## Texto
════

¿Del voto telemático a la democracia virtual?



El Presidente promulgó la reforma constitucional que permite que los parlamentarios puedan sesionar y votar a la distancia dentro de un plazo acotado (un año) y en el contexto de una cuarentena sanitaria o estado de catástrofe. La reforma agrega una disposición transitoria a la Constitución, que requiere un acuerdo político amplio para poder activar el ejercicio de las sesiones digitales. Parece razonable que, atendida las circunstancias extraordinarias producidas por la pandemia, el Congreso pueda disponer de una herramienta excepcional como la aprobada, siempre que se asegure que los votos serán personales, indelegables y, en lo posible, fundados. 

No obstante, si la experiencia que tendremos con el voto a la distancia es positiva, es posible que algunos promuevan un uso más frecuente de dicho instrumento. Esto es un error.

════

[Entradas de datos]
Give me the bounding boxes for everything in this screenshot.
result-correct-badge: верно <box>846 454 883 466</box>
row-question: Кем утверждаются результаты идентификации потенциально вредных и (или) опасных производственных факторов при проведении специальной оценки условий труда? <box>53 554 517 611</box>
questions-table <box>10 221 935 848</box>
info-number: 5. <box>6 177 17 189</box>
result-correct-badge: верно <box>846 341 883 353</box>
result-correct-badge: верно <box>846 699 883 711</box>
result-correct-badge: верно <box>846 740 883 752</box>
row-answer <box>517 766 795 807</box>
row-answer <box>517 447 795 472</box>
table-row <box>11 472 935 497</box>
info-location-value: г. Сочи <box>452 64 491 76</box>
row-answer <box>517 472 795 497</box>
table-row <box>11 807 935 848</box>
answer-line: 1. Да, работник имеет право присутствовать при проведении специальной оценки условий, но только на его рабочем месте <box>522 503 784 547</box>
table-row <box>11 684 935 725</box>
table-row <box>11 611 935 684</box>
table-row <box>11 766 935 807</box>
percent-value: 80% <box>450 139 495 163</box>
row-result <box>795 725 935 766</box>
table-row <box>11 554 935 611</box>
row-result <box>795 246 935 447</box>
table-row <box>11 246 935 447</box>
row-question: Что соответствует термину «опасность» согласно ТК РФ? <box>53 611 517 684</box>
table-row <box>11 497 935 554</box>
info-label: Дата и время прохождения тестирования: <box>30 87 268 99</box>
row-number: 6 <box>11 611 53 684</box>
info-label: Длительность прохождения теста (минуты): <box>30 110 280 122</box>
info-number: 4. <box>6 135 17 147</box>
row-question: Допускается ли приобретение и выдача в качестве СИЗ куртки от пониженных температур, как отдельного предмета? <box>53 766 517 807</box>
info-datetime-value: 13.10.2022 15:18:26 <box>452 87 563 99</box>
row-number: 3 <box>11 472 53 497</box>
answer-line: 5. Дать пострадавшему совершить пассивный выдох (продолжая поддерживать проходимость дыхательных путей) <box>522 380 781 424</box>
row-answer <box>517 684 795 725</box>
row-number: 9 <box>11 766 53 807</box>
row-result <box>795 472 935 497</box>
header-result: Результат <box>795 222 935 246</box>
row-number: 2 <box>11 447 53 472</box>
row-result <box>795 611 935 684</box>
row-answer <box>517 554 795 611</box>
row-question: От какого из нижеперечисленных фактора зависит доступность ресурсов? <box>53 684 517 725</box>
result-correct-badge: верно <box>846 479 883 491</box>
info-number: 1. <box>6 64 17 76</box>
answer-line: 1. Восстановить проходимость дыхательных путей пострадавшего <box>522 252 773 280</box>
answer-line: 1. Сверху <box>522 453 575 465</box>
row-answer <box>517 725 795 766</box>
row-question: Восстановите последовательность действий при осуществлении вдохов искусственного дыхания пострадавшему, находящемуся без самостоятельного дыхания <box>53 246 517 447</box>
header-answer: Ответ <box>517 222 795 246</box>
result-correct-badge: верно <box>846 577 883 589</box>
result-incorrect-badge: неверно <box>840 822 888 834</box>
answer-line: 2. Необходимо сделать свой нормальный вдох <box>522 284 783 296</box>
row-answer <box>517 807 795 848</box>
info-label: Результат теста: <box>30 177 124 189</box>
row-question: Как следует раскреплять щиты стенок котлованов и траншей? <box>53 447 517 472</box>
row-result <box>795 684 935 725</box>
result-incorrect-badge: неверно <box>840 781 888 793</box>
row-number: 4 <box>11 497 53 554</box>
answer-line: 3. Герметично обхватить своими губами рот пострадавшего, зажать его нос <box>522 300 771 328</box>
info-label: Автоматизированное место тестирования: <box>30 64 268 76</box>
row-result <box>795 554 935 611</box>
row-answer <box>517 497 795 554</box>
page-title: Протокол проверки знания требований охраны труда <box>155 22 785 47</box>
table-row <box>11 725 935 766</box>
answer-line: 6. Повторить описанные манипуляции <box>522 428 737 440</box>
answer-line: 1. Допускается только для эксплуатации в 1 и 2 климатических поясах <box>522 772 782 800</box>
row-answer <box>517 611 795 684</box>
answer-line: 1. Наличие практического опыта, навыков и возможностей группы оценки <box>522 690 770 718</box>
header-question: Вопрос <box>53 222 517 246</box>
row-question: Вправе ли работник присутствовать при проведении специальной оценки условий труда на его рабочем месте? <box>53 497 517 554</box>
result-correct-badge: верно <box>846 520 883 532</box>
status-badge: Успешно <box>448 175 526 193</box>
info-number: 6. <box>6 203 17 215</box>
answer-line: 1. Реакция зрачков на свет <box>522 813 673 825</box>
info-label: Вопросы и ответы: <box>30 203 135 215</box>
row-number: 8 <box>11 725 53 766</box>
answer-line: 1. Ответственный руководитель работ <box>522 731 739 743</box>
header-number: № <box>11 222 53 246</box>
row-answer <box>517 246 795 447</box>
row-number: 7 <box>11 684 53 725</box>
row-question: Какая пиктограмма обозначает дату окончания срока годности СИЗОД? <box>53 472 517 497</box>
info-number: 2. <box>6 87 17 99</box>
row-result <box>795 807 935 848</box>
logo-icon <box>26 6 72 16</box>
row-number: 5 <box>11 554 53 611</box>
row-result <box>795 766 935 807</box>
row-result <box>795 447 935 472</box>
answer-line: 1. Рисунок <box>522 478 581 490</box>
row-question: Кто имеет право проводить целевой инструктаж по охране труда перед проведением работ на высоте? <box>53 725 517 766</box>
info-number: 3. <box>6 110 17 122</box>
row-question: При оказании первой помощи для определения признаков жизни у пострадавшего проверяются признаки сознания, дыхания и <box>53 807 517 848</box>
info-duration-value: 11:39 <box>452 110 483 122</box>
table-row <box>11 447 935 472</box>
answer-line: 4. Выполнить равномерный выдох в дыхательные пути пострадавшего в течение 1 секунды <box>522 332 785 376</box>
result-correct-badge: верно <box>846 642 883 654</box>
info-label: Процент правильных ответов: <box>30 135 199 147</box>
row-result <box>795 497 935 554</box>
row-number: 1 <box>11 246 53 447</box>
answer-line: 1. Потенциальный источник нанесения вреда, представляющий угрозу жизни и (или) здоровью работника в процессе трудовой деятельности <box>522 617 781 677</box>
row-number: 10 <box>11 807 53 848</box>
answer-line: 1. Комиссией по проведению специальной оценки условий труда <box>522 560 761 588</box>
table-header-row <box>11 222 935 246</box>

════

## Acción requerida 1
Según el texto sobre el voto telemático, ¿por cuánto tiempo permite la reforma constitucional que los parlamentarios sesionen y voten a distancia?
## Acción requerida 2
Cita el tramo del texto sobre el voto telemático que va desde "El Presidente promulgó" hasta "es un error.".

## Tu solución 1
Por un año.

## Tu solución 2
El Presidente promulgó la reforma constitucional que permite que los parlamentarios puedan sesionar y votar a la distancia dentro de un plazo acotado (un año) y en el contexto de una cuarentena sanitaria o estado de catástrofe. La reforma agrega una disposición transitoria a la Constitución, que requiere un acuerdo político amplio para poder activar el ejercicio de las sesiones digitales. Parece razonable que, atendida las circunstancias extraordinarias producidas por la pandemia, el Congreso pueda disponer de una herramienta excepcional como la aprobada, siempre que se asegure que los votos serán personales, indelegables y, en lo posible, fundados. 

No obstante, si la experiencia que tendremos con el voto a la distancia es positiva, es posible que algunos promuevan un uso más frecuente de dicho instrumento. Esto es un error.